Extracted records.
·····
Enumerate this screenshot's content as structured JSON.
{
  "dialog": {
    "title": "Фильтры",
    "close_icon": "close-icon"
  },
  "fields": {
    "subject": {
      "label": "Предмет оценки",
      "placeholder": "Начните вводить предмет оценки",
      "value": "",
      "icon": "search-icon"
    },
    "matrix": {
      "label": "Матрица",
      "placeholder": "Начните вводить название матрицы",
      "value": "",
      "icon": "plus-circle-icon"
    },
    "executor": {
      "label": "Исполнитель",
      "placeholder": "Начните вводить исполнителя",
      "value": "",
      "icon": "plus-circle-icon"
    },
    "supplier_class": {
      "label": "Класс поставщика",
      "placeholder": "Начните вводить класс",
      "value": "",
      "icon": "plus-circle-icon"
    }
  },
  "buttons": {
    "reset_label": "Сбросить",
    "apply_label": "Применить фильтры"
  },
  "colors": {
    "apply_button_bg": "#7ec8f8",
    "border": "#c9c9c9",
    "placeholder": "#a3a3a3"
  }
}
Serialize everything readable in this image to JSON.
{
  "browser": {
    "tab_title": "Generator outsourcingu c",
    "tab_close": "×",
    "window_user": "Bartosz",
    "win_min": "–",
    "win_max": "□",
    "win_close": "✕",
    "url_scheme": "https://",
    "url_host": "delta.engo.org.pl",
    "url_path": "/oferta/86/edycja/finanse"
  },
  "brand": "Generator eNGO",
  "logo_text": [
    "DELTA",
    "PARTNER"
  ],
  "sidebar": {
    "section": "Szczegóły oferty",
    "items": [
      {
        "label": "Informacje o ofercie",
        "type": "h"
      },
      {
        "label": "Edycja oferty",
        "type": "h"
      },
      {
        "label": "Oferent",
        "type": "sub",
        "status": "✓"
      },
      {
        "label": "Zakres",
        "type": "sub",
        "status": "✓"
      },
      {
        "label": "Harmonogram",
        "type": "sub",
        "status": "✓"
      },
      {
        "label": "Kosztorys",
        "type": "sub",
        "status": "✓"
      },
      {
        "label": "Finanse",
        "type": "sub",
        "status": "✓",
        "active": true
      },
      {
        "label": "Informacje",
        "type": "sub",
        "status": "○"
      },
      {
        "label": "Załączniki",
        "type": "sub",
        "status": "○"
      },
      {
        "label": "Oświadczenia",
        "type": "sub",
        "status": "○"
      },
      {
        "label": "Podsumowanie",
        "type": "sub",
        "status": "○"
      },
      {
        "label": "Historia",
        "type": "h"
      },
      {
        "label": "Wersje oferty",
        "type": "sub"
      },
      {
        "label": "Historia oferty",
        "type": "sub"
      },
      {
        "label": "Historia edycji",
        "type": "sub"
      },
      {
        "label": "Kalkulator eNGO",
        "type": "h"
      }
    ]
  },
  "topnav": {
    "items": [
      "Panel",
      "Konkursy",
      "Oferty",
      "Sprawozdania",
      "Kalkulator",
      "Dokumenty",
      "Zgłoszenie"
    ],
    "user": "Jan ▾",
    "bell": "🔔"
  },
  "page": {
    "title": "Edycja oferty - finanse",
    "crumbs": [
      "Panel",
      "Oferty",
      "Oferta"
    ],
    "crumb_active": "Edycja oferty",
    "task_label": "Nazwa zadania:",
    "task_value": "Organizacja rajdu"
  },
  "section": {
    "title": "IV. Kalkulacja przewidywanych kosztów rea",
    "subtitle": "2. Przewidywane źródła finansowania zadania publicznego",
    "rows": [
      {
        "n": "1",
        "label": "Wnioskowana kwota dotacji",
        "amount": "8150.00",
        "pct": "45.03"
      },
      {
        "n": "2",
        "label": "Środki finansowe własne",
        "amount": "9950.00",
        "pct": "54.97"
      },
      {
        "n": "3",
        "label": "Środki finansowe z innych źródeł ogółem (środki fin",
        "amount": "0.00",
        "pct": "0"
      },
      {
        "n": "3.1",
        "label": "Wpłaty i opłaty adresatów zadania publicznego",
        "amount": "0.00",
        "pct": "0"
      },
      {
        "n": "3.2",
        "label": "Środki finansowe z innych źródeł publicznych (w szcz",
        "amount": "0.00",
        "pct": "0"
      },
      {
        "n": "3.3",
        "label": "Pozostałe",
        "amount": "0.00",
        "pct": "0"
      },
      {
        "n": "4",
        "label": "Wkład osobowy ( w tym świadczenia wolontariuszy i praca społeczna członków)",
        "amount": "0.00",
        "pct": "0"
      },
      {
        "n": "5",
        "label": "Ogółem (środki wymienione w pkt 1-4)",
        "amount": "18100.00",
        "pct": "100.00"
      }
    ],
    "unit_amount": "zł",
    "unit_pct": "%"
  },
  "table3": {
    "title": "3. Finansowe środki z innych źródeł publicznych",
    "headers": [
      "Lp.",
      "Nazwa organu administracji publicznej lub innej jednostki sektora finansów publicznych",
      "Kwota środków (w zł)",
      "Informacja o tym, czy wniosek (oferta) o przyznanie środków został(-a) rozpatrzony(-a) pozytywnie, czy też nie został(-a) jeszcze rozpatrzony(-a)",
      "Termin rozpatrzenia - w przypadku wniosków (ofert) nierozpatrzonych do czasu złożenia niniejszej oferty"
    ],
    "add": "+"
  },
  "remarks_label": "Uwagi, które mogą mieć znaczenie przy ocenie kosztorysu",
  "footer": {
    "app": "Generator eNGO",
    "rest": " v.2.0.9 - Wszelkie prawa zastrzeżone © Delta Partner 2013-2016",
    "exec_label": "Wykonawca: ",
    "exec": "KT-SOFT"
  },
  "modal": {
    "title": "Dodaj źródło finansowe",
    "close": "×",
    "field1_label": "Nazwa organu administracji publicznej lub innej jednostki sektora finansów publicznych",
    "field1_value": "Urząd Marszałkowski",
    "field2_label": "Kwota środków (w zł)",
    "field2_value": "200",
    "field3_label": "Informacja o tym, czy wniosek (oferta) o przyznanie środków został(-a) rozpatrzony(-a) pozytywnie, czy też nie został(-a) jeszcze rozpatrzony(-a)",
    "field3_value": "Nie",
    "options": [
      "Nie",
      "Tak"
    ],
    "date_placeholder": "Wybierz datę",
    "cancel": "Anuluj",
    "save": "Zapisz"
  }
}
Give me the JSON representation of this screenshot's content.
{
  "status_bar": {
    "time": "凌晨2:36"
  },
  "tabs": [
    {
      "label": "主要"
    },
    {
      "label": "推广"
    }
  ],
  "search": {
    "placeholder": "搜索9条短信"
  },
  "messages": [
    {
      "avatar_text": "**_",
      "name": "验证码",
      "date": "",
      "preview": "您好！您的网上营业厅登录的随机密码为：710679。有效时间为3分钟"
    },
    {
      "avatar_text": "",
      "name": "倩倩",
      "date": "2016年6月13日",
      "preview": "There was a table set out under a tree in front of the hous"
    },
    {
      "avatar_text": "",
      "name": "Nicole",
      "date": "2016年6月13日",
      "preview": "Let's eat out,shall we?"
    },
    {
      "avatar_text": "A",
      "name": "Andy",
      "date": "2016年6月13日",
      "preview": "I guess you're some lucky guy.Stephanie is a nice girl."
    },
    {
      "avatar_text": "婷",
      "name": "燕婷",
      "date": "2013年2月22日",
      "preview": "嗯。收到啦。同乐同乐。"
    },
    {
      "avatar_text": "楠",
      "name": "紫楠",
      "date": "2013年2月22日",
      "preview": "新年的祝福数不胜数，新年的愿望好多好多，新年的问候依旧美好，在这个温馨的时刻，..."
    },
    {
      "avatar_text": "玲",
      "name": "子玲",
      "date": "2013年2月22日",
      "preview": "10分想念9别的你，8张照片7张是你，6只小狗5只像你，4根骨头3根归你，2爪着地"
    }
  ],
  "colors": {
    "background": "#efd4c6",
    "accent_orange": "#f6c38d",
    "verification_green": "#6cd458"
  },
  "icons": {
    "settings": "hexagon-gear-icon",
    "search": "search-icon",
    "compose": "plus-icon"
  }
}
·····
Job.
Track down the lines that include the word "publicznych" and copy them.

Complete response.
        "label": "Środki finansowe z innych źródeł publicznych (w szcz",
    "title": "3. Finansowe środki z innych źródeł publicznych",
      "Nazwa organu administracji publicznej lub innej jednostki sektora finansów publicznych",
    "field1_label": "Nazwa organu administracji publicznej lub innej jednostki sektora finansów publicznych",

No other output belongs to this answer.